____ TASK MATERIAL

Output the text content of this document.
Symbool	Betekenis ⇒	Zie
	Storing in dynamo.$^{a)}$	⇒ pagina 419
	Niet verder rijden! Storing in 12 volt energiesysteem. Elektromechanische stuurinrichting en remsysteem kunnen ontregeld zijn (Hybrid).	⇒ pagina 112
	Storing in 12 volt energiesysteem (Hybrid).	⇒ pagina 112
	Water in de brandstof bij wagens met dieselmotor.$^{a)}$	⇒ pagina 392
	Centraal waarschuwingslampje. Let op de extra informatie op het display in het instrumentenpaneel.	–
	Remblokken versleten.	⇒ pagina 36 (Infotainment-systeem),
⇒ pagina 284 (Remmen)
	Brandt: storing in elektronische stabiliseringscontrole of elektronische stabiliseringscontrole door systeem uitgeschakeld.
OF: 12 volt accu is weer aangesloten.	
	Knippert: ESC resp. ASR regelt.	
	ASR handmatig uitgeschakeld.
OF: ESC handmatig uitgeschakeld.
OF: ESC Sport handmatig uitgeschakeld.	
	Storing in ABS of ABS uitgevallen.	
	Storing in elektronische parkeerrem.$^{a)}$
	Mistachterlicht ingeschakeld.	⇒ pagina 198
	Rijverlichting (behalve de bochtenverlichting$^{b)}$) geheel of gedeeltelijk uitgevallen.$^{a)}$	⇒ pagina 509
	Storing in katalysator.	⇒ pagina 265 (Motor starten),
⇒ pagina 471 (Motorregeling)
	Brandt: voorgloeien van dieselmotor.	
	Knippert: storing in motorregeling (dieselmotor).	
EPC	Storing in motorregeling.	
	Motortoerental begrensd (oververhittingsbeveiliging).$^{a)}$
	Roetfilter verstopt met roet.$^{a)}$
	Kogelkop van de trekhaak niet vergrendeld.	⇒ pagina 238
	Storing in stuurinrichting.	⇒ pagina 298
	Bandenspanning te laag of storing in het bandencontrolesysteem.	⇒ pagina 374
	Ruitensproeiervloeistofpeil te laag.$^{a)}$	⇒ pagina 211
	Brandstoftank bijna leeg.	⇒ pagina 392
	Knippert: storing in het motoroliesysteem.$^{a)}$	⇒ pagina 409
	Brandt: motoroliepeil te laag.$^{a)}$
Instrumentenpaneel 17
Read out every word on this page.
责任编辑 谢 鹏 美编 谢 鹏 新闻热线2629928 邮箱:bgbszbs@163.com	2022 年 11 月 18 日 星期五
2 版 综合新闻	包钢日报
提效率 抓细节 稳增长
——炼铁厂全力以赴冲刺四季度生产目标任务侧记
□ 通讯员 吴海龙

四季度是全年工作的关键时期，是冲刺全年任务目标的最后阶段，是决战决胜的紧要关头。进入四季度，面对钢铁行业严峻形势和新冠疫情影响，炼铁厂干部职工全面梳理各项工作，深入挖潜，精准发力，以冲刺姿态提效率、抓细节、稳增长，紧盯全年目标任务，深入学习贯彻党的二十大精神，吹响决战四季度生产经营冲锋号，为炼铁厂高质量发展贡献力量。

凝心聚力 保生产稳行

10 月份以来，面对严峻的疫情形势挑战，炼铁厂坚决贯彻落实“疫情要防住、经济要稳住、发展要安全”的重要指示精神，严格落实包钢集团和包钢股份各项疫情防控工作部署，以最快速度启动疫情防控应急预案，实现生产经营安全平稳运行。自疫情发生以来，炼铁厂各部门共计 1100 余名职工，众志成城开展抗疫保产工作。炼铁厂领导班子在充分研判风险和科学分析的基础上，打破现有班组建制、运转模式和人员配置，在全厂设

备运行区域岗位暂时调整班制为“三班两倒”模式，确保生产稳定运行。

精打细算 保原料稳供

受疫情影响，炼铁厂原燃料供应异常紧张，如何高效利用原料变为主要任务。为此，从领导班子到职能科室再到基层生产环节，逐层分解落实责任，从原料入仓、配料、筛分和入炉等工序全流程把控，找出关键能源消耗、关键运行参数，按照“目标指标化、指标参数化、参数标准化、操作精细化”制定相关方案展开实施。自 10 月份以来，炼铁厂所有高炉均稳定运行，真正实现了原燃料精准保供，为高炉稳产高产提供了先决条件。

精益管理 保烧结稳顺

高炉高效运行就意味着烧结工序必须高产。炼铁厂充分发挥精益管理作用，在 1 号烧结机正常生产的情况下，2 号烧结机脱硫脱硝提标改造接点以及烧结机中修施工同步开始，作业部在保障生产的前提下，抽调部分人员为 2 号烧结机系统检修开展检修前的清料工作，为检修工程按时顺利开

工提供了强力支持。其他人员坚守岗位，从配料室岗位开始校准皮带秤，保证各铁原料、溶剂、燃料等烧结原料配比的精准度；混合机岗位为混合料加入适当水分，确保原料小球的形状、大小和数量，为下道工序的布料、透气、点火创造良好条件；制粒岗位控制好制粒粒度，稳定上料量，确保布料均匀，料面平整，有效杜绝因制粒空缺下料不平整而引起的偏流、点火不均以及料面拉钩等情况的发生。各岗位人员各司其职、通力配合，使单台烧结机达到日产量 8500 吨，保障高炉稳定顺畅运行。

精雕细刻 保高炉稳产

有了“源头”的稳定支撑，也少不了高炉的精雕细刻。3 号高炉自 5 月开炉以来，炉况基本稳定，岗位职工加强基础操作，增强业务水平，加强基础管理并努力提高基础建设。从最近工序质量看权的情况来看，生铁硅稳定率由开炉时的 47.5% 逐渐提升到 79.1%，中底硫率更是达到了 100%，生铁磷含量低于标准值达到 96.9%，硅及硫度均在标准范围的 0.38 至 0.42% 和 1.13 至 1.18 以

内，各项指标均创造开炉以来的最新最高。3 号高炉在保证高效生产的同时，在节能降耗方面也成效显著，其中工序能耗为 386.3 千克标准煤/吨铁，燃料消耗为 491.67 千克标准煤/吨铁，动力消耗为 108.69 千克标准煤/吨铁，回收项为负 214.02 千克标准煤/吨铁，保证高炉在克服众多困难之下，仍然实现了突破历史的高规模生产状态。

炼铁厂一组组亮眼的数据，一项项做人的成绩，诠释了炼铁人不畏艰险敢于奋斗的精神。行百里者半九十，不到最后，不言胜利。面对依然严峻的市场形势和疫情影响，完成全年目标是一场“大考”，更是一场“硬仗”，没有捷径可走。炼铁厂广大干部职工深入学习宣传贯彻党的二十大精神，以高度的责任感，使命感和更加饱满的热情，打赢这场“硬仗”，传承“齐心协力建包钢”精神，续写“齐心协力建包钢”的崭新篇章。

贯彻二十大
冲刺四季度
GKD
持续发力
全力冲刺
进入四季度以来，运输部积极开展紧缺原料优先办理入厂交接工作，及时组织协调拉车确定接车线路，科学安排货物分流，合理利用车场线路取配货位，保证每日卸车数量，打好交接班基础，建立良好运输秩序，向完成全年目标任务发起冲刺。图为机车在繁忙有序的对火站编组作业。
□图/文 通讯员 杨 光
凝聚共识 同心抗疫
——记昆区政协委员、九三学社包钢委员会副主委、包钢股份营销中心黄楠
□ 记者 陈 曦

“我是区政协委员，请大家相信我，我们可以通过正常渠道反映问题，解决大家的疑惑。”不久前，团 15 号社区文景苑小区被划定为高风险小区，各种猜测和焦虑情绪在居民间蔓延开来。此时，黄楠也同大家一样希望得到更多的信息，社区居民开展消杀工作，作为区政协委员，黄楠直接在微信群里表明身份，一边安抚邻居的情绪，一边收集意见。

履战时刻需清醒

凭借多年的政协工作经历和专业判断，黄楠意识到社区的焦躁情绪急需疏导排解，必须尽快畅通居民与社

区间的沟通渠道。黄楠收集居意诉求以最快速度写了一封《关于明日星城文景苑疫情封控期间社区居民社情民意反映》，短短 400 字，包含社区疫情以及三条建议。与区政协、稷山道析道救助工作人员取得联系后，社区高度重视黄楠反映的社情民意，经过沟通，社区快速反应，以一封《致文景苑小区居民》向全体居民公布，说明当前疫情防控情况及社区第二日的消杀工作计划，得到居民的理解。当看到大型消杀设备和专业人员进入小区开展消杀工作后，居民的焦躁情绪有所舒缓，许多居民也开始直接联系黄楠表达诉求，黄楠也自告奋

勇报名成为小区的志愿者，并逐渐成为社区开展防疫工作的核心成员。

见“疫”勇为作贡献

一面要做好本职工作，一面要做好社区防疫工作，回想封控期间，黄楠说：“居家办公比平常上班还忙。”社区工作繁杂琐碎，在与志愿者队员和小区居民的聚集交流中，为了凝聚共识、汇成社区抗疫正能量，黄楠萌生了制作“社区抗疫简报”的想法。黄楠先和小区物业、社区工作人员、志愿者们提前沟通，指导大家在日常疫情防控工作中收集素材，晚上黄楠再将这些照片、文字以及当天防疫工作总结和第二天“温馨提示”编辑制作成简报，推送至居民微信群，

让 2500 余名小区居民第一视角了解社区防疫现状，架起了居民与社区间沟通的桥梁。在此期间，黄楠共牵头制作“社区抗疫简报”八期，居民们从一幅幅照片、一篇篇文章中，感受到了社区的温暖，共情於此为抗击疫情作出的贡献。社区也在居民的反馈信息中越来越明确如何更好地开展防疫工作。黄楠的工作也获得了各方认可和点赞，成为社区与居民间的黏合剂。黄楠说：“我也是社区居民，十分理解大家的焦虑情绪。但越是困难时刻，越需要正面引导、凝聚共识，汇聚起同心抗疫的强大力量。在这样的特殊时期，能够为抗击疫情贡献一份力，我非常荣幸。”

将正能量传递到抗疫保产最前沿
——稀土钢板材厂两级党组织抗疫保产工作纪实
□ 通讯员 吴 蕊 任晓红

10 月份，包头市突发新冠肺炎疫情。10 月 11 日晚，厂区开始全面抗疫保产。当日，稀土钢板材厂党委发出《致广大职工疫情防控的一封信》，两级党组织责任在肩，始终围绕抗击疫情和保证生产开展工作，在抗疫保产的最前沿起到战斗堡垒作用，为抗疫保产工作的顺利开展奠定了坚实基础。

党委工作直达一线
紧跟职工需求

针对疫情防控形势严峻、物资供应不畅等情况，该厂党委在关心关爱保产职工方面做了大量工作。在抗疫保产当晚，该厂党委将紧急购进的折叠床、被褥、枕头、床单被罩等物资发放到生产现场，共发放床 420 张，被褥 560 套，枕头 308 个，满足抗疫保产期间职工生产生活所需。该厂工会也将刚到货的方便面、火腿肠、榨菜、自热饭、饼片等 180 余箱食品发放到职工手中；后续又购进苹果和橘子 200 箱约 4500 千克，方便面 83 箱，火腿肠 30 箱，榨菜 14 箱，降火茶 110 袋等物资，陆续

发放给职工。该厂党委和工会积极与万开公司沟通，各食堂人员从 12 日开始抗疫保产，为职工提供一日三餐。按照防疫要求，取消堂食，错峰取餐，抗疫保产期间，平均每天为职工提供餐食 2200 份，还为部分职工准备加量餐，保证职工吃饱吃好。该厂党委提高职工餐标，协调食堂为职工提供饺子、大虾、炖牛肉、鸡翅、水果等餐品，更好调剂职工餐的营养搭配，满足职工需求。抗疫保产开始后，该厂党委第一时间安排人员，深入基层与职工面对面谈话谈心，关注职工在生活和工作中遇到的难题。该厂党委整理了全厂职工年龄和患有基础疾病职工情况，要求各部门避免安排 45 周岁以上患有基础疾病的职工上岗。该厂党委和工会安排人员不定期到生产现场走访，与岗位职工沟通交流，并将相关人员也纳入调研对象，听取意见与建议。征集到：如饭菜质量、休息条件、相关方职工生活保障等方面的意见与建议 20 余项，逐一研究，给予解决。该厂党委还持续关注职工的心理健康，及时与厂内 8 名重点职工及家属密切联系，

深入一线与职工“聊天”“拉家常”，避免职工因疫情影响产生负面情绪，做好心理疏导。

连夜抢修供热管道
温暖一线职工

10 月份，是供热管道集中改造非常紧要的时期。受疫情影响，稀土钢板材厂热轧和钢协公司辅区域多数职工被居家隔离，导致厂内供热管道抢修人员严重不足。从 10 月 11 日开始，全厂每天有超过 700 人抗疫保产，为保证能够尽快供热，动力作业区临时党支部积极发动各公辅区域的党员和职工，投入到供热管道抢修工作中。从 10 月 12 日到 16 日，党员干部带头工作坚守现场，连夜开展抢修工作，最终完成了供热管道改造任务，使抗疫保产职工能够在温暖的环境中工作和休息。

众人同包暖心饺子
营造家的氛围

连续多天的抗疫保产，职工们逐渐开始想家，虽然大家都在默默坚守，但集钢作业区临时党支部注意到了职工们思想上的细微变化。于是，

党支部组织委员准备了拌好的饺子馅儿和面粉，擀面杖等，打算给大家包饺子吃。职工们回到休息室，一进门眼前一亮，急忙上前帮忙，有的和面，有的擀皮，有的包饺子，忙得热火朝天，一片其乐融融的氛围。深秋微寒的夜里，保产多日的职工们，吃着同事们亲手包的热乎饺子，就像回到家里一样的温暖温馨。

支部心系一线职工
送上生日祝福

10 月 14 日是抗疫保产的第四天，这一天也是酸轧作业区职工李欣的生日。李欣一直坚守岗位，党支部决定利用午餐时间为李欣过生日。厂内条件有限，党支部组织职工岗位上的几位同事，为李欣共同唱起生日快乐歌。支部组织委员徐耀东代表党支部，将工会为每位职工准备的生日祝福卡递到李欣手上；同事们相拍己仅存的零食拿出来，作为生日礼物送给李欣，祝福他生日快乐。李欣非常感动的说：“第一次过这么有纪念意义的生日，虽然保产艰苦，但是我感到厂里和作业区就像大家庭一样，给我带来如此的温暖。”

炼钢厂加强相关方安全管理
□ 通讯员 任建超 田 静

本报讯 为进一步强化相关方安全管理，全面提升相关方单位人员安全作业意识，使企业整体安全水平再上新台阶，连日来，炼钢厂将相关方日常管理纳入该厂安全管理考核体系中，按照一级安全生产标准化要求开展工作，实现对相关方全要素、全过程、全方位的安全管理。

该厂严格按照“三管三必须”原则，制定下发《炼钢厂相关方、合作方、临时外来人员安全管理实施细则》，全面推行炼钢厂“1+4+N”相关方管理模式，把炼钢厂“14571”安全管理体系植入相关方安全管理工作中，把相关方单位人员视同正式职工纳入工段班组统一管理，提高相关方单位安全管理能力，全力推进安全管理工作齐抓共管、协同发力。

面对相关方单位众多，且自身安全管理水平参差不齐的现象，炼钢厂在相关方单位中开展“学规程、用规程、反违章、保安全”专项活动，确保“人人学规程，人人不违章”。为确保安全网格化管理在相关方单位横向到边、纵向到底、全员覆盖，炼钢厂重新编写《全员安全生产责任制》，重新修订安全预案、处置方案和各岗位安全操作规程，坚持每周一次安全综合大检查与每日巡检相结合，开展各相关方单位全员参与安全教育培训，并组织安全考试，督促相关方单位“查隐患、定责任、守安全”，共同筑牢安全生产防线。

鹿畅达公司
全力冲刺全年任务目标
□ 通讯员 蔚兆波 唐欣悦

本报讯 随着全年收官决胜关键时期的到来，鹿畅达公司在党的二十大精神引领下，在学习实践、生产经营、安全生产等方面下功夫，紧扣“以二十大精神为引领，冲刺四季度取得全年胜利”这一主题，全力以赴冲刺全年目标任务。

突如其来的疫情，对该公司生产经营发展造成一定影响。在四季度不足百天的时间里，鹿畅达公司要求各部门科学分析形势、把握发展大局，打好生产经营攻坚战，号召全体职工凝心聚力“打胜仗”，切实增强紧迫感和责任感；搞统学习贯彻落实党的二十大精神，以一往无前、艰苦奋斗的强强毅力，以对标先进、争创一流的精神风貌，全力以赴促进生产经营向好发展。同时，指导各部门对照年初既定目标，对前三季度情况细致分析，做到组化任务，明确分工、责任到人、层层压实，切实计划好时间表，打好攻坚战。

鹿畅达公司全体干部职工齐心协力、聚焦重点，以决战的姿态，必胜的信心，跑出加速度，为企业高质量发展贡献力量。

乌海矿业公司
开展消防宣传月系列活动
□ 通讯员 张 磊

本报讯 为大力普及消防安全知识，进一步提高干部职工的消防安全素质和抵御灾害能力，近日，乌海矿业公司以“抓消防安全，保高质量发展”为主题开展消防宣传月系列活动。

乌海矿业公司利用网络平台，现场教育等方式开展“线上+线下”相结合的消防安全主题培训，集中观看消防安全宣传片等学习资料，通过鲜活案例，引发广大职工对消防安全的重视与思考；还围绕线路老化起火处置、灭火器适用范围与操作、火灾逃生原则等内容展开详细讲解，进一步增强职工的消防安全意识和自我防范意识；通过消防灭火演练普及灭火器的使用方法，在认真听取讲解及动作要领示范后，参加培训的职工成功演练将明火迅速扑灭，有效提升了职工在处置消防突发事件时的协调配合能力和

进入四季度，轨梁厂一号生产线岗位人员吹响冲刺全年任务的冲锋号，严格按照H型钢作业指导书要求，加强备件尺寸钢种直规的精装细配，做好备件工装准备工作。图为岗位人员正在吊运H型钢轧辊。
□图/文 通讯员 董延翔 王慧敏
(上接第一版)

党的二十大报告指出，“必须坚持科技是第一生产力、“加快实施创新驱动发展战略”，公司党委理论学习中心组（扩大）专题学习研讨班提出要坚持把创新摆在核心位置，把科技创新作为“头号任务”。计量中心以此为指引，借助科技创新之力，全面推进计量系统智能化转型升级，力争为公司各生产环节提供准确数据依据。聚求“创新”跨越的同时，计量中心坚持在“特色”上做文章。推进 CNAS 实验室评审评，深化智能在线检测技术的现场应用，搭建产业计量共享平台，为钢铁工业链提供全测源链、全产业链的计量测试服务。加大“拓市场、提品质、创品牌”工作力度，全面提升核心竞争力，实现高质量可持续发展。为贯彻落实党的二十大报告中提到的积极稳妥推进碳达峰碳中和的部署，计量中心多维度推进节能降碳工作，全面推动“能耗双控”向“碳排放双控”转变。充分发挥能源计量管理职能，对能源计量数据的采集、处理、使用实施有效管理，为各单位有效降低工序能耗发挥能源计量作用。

________

• _GOAL_:
Check each line above for the string "handmatig" and show the ones that have it.

• _SOLUTION FOR THIS PROBLEM_:
	ASR handmatig uitgeschakeld.
OF: ESC handmatig uitgeschakeld.
OF: ESC Sport handmatig uitgeschakeld.	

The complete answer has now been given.